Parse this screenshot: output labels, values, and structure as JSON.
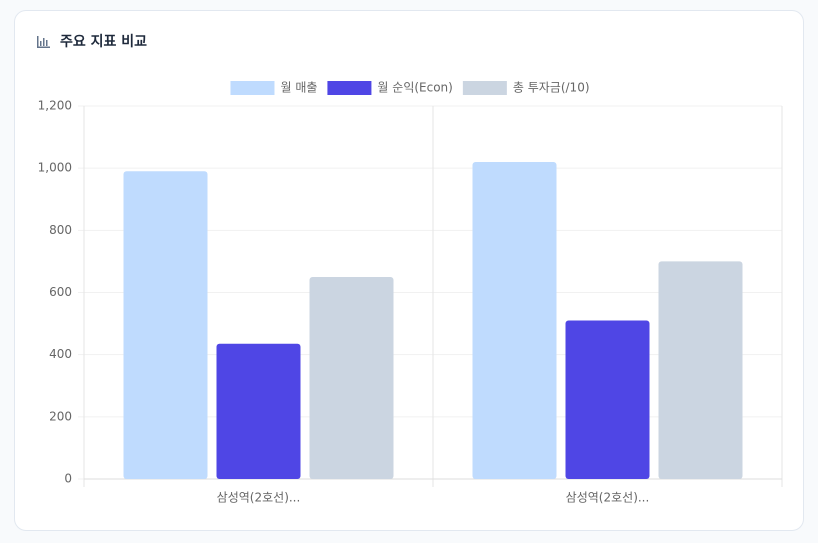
{
  "chart_data": {
    "type": "bar",
    "title": "주요 지표 비교",
    "categories": [
      "삼성역(2호선)...",
      "삼성역(2호선)..."
    ],
    "series": [
      {
        "name": "월 매출",
        "color": "#bfdbfe",
        "values": [
          990,
          1020
        ]
      },
      {
        "name": "월 순익(Econ)",
        "color": "#4f46e5",
        "values": [
          435,
          510
        ]
      },
      {
        "name": "총 투자금(/10)",
        "color": "#cbd5e1",
        "values": [
          650,
          700
        ]
      }
    ],
    "ylim": [
      0,
      1200
    ],
    "yticks": [
      0,
      200,
      400,
      600,
      800,
      {
        "value": 1000,
        "label": "1,000"
      },
      {
        "value": 1200,
        "label": "1,200"
      }
    ],
    "grid": true
  }
}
_ _ _ _
Leave out the pictures and restate everything else word for word.

→ **Task solution**:
Parse this screenshot: output labels, values, and structure as JSON.
{
  "chart_data": {
    "type": "bar",
    "title": "주요 지표 비교",
    "categories": [
      "삼성역(2호선)...",
      "삼성역(2호선)..."
    ],
    "series": [
      {
        "name": "월 매출",
        "color": "#bfdbfe",
        "values": [
          990,
          1020
        ]
      },
      {
        "name": "월 순익(Econ)",
        "color": "#4f46e5",
        "values": [
          435,
          510
        ]
      },
      {
        "name": "총 투자금(/10)",
        "color": "#cbd5e1",
        "values": [
          650,
          700
        ]
      }
    ],
    "ylim": [
      0,
      1200
    ],
    "yticks": [
      0,
      200,
      400,
      600,
      800,
      {
        "value": 1000,
        "label": "1,000"
      },
      {
        "value": 1200,
        "label": "1,200"
      }
    ],
    "grid": true
  }
}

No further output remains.